### Task material
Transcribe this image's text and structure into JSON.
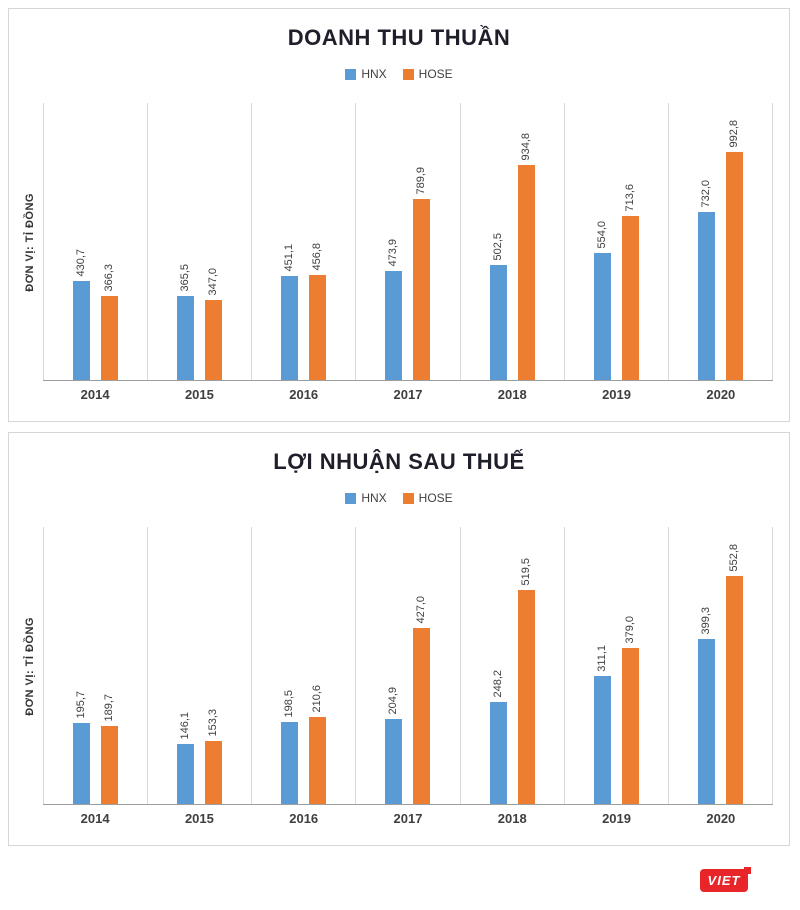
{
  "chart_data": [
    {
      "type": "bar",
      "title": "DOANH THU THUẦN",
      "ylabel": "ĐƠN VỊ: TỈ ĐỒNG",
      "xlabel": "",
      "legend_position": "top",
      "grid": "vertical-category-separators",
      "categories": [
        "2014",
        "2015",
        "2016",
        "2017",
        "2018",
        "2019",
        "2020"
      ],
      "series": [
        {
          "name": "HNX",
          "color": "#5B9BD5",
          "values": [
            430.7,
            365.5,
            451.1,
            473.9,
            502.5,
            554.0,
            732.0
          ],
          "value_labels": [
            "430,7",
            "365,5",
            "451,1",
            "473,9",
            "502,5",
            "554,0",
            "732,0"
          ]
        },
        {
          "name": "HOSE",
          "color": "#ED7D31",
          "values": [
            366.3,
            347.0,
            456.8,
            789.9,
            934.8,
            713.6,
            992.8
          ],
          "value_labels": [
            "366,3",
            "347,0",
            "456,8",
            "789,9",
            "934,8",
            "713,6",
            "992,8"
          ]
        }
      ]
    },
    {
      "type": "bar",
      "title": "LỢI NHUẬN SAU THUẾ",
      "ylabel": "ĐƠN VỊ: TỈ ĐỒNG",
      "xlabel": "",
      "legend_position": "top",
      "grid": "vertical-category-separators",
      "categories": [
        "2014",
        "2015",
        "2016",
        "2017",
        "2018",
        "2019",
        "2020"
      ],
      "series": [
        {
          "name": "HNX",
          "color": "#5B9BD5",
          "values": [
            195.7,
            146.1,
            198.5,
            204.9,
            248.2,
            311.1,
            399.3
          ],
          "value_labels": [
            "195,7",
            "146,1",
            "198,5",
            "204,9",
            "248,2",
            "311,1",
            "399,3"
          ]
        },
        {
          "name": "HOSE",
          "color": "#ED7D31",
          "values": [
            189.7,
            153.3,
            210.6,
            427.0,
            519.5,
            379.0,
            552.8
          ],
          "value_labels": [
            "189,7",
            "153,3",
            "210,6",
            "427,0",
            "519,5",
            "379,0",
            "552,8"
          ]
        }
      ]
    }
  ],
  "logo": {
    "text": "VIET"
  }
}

==

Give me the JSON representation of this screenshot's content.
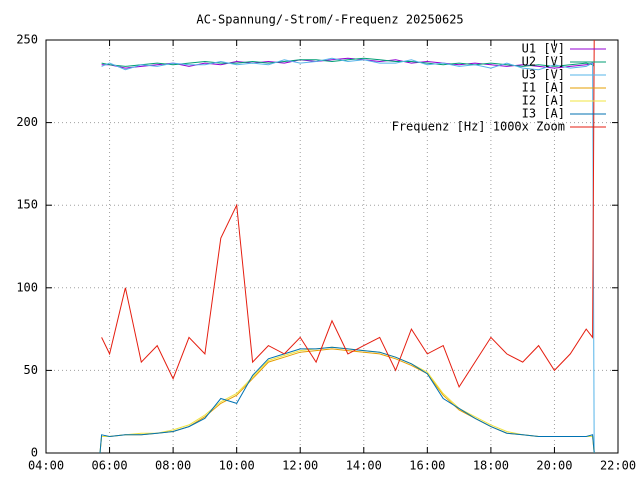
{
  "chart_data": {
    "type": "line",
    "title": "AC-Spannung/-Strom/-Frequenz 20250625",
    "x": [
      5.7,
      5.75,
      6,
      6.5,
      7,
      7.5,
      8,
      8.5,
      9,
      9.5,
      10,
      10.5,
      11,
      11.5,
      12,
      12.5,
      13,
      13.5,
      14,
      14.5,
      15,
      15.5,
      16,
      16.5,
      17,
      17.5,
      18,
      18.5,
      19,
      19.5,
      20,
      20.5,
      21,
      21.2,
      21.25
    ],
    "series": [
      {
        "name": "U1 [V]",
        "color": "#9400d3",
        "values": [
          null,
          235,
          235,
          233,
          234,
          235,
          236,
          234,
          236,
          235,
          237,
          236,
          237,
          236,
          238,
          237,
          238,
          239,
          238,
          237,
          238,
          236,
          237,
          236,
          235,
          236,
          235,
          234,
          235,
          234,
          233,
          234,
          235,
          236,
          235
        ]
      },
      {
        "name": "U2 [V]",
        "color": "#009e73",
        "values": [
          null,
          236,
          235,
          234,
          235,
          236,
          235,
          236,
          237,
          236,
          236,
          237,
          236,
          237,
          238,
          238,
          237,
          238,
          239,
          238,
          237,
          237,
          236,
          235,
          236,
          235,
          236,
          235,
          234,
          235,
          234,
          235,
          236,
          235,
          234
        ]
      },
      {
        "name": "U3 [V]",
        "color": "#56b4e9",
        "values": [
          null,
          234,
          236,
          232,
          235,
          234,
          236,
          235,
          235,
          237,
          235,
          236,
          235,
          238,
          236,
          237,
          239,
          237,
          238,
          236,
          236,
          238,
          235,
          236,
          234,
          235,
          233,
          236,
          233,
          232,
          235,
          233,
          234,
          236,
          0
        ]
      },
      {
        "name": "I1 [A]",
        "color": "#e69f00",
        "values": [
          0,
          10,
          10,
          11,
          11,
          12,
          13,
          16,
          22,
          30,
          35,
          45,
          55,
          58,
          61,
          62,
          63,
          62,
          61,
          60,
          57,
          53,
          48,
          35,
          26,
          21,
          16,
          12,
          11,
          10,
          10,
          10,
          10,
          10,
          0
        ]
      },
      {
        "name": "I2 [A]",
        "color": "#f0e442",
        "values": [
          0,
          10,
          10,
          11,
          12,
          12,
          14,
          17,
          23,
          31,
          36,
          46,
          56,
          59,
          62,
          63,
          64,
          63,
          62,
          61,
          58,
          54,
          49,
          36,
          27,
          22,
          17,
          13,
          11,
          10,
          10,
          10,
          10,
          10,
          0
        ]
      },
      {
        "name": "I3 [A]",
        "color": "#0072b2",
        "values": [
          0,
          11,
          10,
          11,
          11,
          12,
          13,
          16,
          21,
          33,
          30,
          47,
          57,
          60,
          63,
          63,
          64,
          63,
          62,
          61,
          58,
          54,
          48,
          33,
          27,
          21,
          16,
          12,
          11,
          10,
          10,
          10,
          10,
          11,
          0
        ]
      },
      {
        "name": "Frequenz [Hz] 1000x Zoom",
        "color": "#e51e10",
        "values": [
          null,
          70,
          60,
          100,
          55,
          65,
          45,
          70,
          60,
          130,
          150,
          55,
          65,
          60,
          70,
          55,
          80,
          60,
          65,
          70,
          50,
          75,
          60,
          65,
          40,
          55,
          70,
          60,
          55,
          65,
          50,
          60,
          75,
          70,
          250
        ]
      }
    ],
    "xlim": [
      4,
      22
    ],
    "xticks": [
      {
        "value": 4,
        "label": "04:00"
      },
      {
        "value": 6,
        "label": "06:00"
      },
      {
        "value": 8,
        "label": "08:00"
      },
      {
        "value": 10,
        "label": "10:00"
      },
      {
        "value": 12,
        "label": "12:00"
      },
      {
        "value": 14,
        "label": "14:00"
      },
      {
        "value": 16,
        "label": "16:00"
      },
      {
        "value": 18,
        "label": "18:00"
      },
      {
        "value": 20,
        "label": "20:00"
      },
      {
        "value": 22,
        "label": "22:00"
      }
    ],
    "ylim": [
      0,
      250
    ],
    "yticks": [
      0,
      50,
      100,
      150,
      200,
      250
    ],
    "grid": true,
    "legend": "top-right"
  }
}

...

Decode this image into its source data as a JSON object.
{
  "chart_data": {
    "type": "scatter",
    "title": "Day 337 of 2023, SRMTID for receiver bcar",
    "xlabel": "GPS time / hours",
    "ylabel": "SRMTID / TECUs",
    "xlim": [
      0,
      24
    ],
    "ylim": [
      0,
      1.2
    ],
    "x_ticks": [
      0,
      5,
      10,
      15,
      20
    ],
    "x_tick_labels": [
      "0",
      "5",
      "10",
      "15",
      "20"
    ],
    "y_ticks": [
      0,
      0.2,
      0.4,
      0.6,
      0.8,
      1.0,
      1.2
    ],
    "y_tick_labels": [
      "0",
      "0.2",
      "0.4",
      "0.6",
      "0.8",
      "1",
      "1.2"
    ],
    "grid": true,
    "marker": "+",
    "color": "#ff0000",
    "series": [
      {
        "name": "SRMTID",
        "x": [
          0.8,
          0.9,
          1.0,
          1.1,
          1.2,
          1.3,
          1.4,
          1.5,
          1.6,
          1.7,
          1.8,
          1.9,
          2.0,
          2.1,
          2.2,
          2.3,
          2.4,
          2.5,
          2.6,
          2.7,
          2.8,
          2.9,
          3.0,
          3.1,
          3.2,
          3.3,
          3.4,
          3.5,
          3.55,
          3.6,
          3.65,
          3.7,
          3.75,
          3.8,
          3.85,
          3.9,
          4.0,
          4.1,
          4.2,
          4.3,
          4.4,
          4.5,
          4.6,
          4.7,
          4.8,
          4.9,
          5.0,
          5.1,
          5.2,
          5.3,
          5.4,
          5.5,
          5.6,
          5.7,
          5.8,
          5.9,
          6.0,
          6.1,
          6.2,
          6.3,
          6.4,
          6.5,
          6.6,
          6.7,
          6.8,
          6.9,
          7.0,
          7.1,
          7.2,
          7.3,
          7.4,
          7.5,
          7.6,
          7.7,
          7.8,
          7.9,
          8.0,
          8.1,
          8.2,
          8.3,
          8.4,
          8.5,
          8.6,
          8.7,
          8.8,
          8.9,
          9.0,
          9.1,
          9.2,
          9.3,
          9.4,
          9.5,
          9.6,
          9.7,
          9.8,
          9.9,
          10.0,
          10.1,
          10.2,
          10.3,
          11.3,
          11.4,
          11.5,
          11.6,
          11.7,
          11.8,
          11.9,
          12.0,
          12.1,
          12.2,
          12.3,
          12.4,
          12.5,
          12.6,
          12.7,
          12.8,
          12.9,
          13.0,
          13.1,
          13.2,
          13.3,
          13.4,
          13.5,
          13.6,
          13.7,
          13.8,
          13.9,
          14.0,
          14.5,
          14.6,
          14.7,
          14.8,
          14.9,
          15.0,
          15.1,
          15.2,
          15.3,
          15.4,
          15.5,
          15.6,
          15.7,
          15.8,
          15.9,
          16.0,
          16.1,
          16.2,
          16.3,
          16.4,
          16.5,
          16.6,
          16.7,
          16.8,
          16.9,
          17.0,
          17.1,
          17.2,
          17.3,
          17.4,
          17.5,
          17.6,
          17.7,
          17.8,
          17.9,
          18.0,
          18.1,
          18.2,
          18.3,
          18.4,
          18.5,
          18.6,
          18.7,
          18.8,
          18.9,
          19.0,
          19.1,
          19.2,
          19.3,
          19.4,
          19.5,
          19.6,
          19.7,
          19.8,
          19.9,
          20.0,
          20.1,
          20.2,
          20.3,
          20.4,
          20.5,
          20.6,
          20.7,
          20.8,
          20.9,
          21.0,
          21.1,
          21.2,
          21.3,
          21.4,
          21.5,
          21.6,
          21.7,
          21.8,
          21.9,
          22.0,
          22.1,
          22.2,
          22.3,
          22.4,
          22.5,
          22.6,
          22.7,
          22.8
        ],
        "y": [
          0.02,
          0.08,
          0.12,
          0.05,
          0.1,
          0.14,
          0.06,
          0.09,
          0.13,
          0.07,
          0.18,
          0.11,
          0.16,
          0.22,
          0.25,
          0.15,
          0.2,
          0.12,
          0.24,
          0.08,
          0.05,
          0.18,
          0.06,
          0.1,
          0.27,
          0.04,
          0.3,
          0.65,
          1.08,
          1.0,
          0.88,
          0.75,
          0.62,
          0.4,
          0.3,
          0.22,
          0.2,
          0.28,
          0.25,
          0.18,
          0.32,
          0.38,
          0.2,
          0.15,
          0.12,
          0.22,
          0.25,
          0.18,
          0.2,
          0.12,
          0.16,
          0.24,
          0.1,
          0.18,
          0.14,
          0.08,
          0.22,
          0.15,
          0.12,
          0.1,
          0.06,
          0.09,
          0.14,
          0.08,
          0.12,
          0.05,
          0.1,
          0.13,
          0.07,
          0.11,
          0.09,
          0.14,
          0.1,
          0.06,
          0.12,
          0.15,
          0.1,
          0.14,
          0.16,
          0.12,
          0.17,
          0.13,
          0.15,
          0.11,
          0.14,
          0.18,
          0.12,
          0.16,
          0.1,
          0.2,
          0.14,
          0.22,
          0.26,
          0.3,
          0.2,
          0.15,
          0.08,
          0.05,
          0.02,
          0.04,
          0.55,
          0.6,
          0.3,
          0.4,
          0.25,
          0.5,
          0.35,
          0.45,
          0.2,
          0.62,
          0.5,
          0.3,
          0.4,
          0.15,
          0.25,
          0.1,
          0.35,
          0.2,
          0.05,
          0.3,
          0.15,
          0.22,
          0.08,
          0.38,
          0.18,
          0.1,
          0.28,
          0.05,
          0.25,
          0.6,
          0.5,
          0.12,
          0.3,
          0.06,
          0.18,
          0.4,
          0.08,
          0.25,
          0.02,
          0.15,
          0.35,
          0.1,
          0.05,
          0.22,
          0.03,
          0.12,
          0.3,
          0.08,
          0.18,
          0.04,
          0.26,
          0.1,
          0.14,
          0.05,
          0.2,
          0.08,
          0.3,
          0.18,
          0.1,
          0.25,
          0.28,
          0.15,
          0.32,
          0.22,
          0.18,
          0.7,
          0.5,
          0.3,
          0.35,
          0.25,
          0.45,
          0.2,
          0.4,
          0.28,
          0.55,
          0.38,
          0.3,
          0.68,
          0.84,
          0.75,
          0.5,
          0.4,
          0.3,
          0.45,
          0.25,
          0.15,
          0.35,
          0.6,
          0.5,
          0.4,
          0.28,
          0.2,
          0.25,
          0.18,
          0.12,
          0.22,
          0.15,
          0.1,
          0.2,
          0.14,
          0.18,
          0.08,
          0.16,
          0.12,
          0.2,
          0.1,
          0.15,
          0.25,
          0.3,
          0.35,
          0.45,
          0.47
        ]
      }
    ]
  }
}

### What to work on
Each line that has the word "name" should be copied.

### Answer to this problem
          "name": "HNX",
          "name": "HOSE",
          "name": "HNX",
          "name": "HOSE",
        "name": "U1 [V]",
        "name": "U2 [V]",
        "name": "U3 [V]",
        "name": "I1 [A]",
        "name": "I2 [A]",
        "name": "I3 [A]",
        "name": "Frequenz [Hz] 1000x Zoom",
        "name": "SRMTID",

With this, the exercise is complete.